> [Exercise brief]: Please write out the complete listing that follows, exactly as it reads.

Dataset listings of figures
^^^^

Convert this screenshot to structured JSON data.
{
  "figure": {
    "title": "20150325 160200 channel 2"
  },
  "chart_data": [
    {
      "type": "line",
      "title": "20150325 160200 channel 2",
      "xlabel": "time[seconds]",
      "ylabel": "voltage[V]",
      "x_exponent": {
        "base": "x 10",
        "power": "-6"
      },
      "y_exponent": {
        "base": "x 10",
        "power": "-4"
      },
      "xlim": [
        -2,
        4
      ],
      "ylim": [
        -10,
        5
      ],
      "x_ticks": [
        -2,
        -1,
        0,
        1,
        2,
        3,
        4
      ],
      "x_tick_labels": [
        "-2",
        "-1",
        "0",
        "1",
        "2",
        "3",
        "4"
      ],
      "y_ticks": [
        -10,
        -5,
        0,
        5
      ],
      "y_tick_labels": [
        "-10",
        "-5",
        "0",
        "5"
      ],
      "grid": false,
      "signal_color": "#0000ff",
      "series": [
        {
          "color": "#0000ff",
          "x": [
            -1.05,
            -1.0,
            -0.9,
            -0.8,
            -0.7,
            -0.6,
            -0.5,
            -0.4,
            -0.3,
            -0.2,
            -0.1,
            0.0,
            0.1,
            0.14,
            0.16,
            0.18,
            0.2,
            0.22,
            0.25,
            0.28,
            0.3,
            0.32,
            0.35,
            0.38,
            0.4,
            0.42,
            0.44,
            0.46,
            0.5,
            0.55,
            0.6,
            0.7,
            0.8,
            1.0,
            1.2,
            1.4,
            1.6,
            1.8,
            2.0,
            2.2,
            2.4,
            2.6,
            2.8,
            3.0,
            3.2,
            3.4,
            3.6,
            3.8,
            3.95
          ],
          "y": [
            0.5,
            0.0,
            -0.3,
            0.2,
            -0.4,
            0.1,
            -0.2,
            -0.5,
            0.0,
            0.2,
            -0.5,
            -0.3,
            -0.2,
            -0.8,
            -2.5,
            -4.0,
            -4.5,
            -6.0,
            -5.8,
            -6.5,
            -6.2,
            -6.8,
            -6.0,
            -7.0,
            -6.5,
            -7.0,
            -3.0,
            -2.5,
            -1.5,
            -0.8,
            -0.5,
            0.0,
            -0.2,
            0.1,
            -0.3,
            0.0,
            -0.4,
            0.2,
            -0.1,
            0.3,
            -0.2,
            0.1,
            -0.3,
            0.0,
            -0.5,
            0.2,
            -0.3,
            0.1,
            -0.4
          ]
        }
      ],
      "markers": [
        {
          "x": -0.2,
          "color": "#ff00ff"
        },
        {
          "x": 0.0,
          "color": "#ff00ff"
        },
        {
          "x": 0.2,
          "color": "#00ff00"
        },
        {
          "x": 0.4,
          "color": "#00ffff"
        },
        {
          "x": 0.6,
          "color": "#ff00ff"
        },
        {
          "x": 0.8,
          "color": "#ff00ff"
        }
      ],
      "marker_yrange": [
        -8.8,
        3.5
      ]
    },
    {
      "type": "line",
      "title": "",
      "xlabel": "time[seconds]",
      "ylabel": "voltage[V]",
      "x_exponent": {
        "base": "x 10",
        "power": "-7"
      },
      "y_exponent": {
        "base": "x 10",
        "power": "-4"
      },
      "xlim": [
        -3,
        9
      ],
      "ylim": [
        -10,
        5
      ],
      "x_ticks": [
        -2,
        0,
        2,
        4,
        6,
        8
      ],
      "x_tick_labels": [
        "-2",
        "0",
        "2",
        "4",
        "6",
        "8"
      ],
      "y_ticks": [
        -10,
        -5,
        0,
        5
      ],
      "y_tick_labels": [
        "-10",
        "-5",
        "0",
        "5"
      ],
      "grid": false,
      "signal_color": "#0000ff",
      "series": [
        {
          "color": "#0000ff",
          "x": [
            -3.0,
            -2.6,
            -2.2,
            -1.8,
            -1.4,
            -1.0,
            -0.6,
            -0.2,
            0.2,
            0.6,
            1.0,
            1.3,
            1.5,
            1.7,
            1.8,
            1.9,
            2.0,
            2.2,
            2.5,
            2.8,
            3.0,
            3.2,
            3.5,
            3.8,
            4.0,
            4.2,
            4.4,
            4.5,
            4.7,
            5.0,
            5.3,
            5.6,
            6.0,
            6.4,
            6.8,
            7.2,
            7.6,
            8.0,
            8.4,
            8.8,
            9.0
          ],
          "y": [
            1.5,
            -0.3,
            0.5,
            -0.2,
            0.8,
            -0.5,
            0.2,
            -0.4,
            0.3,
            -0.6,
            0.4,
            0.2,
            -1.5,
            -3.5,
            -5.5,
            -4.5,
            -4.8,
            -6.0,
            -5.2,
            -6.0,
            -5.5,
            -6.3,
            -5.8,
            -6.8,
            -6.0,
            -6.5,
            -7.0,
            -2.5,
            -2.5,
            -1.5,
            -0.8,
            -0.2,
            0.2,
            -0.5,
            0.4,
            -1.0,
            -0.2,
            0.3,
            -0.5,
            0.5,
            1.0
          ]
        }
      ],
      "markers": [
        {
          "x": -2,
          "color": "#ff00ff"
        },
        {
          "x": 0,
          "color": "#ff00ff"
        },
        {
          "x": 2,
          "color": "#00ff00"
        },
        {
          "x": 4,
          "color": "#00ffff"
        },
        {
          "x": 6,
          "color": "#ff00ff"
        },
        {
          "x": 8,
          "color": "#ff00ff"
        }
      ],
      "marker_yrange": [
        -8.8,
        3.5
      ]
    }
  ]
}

^^^^

> [Task answer]:
Convert this screenshot to structured JSON data.
{
  "figure": {
    "title": "20150325 160200 channel 2"
  },
  "chart_data": [
    {
      "type": "line",
      "title": "20150325 160200 channel 2",
      "xlabel": "time[seconds]",
      "ylabel": "voltage[V]",
      "x_exponent": {
        "base": "x 10",
        "power": "-6"
      },
      "y_exponent": {
        "base": "x 10",
        "power": "-4"
      },
      "xlim": [
        -2,
        4
      ],
      "ylim": [
        -10,
        5
      ],
      "x_ticks": [
        -2,
        -1,
        0,
        1,
        2,
        3,
        4
      ],
      "x_tick_labels": [
        "-2",
        "-1",
        "0",
        "1",
        "2",
        "3",
        "4"
      ],
      "y_ticks": [
        -10,
        -5,
        0,
        5
      ],
      "y_tick_labels": [
        "-10",
        "-5",
        "0",
        "5"
      ],
      "grid": false,
      "signal_color": "#0000ff",
      "series": [
        {
          "color": "#0000ff",
          "x": [
            -1.05,
            -1.0,
            -0.9,
            -0.8,
            -0.7,
            -0.6,
            -0.5,
            -0.4,
            -0.3,
            -0.2,
            -0.1,
            0.0,
            0.1,
            0.14,
            0.16,
            0.18,
            0.2,
            0.22,
            0.25,
            0.28,
            0.3,
            0.32,
            0.35,
            0.38,
            0.4,
            0.42,
            0.44,
            0.46,
            0.5,
            0.55,
            0.6,
            0.7,
            0.8,
            1.0,
            1.2,
            1.4,
            1.6,
            1.8,
            2.0,
            2.2,
            2.4,
            2.6,
            2.8,
            3.0,
            3.2,
            3.4,
            3.6,
            3.8,
            3.95
          ],
          "y": [
            0.5,
            0.0,
            -0.3,
            0.2,
            -0.4,
            0.1,
            -0.2,
            -0.5,
            0.0,
            0.2,
            -0.5,
            -0.3,
            -0.2,
            -0.8,
            -2.5,
            -4.0,
            -4.5,
            -6.0,
            -5.8,
            -6.5,
            -6.2,
            -6.8,
            -6.0,
            -7.0,
            -6.5,
            -7.0,
            -3.0,
            -2.5,
            -1.5,
            -0.8,
            -0.5,
            0.0,
            -0.2,
            0.1,
            -0.3,
            0.0,
            -0.4,
            0.2,
            -0.1,
            0.3,
            -0.2,
            0.1,
            -0.3,
            0.0,
            -0.5,
            0.2,
            -0.3,
            0.1,
            -0.4
          ]
        }
      ],
      "markers": [
        {
          "x": -0.2,
          "color": "#ff00ff"
        },
        {
          "x": 0.0,
          "color": "#ff00ff"
        },
        {
          "x": 0.2,
          "color": "#00ff00"
        },
        {
          "x": 0.4,
          "color": "#00ffff"
        },
        {
          "x": 0.6,
          "color": "#ff00ff"
        },
        {
          "x": 0.8,
          "color": "#ff00ff"
        }
      ],
      "marker_yrange": [
        -8.8,
        3.5
      ]
    },
    {
      "type": "line",
      "title": "",
      "xlabel": "time[seconds]",
      "ylabel": "voltage[V]",
      "x_exponent": {
        "base": "x 10",
        "power": "-7"
      },
      "y_exponent": {
        "base": "x 10",
        "power": "-4"
      },
      "xlim": [
        -3,
        9
      ],
      "ylim": [
        -10,
        5
      ],
      "x_ticks": [
        -2,
        0,
        2,
        4,
        6,
        8
      ],
      "x_tick_labels": [
        "-2",
        "0",
        "2",
        "4",
        "6",
        "8"
      ],
      "y_ticks": [
        -10,
        -5,
        0,
        5
      ],
      "y_tick_labels": [
        "-10",
        "-5",
        "0",
        "5"
      ],
      "grid": false,
      "signal_color": "#0000ff",
      "series": [
        {
          "color": "#0000ff",
          "x": [
            -3.0,
            -2.6,
            -2.2,
            -1.8,
            -1.4,
            -1.0,
            -0.6,
            -0.2,
            0.2,
            0.6,
            1.0,
            1.3,
            1.5,
            1.7,
            1.8,
            1.9,
            2.0,
            2.2,
            2.5,
            2.8,
            3.0,
            3.2,
            3.5,
            3.8,
            4.0,
            4.2,
            4.4,
            4.5,
            4.7,
            5.0,
            5.3,
            5.6,
            6.0,
            6.4,
            6.8,
            7.2,
            7.6,
            8.0,
            8.4,
            8.8,
            9.0
          ],
          "y": [
            1.5,
            -0.3,
            0.5,
            -0.2,
            0.8,
            -0.5,
            0.2,
            -0.4,
            0.3,
            -0.6,
            0.4,
            0.2,
            -1.5,
            -3.5,
            -5.5,
            -4.5,
            -4.8,
            -6.0,
            -5.2,
            -6.0,
            -5.5,
            -6.3,
            -5.8,
            -6.8,
            -6.0,
            -6.5,
            -7.0,
            -2.5,
            -2.5,
            -1.5,
            -0.8,
            -0.2,
            0.2,
            -0.5,
            0.4,
            -1.0,
            -0.2,
            0.3,
            -0.5,
            0.5,
            1.0
          ]
        }
      ],
      "markers": [
        {
          "x": -2,
          "color": "#ff00ff"
        },
        {
          "x": 0,
          "color": "#ff00ff"
        },
        {
          "x": 2,
          "color": "#00ff00"
        },
        {
          "x": 4,
          "color": "#00ffff"
        },
        {
          "x": 6,
          "color": "#ff00ff"
        },
        {
          "x": 8,
          "color": "#ff00ff"
        }
      ],
      "marker_yrange": [
        -8.8,
        3.5
      ]
    }
  ]
}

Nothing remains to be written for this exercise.